● **What is expected**: Repeat the material below exactly, with no pictures.

● **Provided data**:
────────────────────
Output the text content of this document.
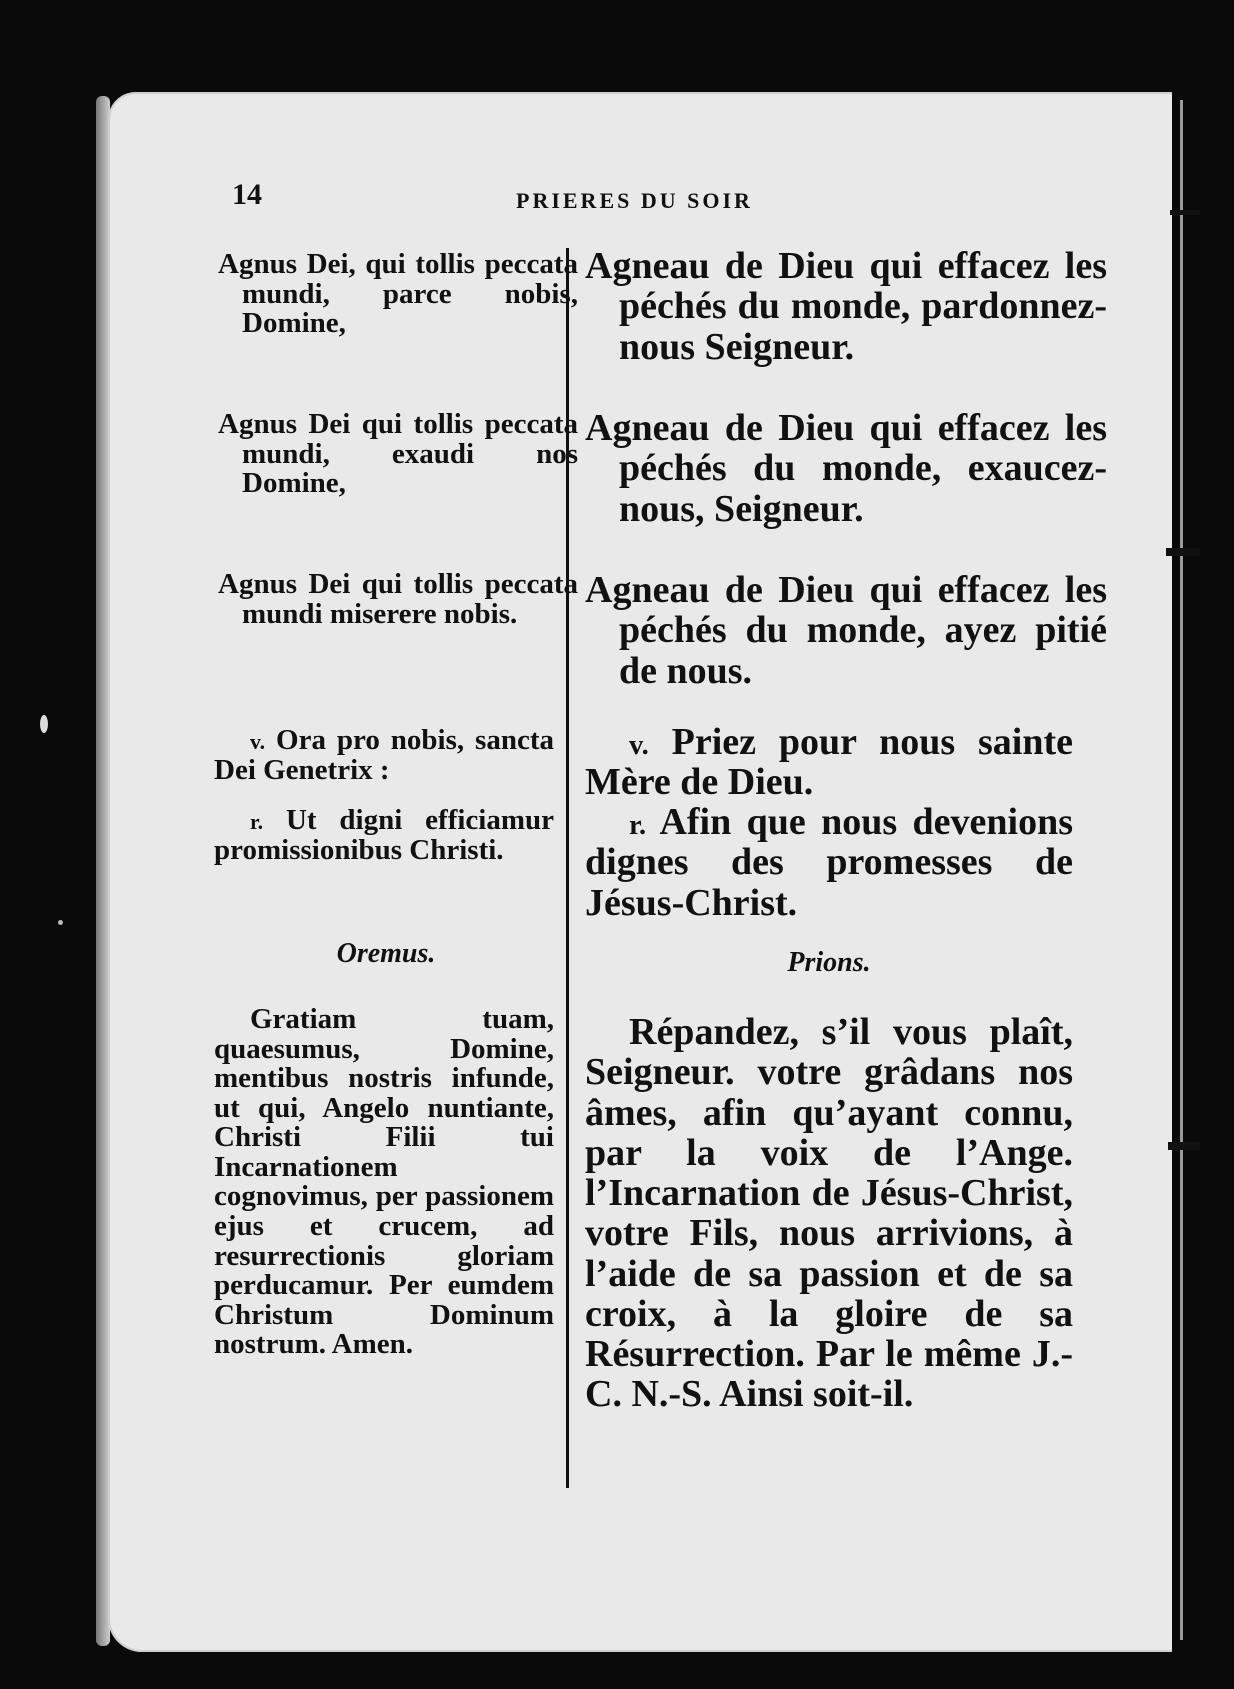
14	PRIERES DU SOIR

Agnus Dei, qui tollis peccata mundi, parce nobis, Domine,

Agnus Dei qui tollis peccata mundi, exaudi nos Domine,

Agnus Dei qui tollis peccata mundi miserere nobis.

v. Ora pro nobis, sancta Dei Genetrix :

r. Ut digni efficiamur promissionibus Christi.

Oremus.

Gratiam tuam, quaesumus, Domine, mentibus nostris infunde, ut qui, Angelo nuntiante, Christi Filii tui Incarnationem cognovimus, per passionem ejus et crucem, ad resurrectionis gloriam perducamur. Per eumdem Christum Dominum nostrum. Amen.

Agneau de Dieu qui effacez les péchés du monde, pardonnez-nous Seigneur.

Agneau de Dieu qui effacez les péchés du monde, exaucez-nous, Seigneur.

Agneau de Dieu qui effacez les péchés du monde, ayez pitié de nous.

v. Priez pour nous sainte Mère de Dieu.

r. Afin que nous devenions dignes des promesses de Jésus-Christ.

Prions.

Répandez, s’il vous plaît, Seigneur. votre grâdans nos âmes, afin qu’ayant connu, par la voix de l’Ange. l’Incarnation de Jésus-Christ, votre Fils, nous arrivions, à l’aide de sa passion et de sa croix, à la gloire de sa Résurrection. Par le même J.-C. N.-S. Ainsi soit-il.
────────────────────
● **Output for this task**:
Output the text content of this document.
14	PRIERES DU SOIR

Agnus Dei, qui tollis peccata mundi, parce nobis, Domine,

Agnus Dei qui tollis peccata mundi, exaudi nos Domine,

Agnus Dei qui tollis peccata mundi miserere nobis.

v. Ora pro nobis, sancta Dei Genetrix :

r. Ut digni efficiamur promissionibus Christi.

Oremus.

Gratiam tuam, quaesumus, Domine, mentibus nostris infunde, ut qui, Angelo nuntiante, Christi Filii tui Incarnationem cognovimus, per passionem ejus et crucem, ad resurrectionis gloriam perducamur. Per eumdem Christum Dominum nostrum. Amen.

Agneau de Dieu qui effacez les péchés du monde, pardonnez-nous Seigneur.

Agneau de Dieu qui effacez les péchés du monde, exaucez-nous, Seigneur.

Agneau de Dieu qui effacez les péchés du monde, ayez pitié de nous.

v. Priez pour nous sainte Mère de Dieu.

r. Afin que nous devenions dignes des promesses de Jésus-Christ.

Prions.

Répandez, s’il vous plaît, Seigneur. votre grâdans nos âmes, afin qu’ayant connu, par la voix de l’Ange. l’Incarnation de Jésus-Christ, votre Fils, nous arrivions, à l’aide de sa passion et de sa croix, à la gloire de sa Résurrection. Par le même J.-C. N.-S. Ainsi soit-il.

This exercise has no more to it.